WRITTEN EXERCISE: Find every line in the records below that holds the word "color", and copy it out.

--------------------------------------------------

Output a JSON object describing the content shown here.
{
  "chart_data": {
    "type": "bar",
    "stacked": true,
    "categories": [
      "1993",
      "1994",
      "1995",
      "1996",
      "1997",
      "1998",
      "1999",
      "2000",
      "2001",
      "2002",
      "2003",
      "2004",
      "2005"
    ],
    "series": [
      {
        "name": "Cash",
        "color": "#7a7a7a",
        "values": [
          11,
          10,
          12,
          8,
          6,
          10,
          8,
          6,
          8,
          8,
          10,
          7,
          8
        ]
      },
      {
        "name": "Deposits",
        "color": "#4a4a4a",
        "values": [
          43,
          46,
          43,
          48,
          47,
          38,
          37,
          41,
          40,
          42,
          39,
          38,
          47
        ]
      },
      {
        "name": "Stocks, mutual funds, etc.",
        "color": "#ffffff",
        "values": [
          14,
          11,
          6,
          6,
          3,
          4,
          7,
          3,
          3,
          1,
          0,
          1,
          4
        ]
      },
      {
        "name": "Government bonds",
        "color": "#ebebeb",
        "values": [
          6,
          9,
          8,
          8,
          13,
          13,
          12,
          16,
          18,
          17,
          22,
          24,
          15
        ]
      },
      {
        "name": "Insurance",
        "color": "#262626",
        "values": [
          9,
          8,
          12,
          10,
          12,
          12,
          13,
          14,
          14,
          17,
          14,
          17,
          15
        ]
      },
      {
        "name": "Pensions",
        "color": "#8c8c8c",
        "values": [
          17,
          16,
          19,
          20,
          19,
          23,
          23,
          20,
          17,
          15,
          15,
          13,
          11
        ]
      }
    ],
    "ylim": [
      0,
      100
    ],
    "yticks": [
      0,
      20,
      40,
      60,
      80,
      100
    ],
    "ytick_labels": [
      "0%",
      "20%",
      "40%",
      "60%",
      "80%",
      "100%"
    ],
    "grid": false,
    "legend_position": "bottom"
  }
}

--------------------------------------------------

RESPONSE:
        "color": "#7a7a7a",
        "color": "#4a4a4a",
        "color": "#ffffff",
        "color": "#ebebeb",
        "color": "#262626",
        "color": "#8c8c8c",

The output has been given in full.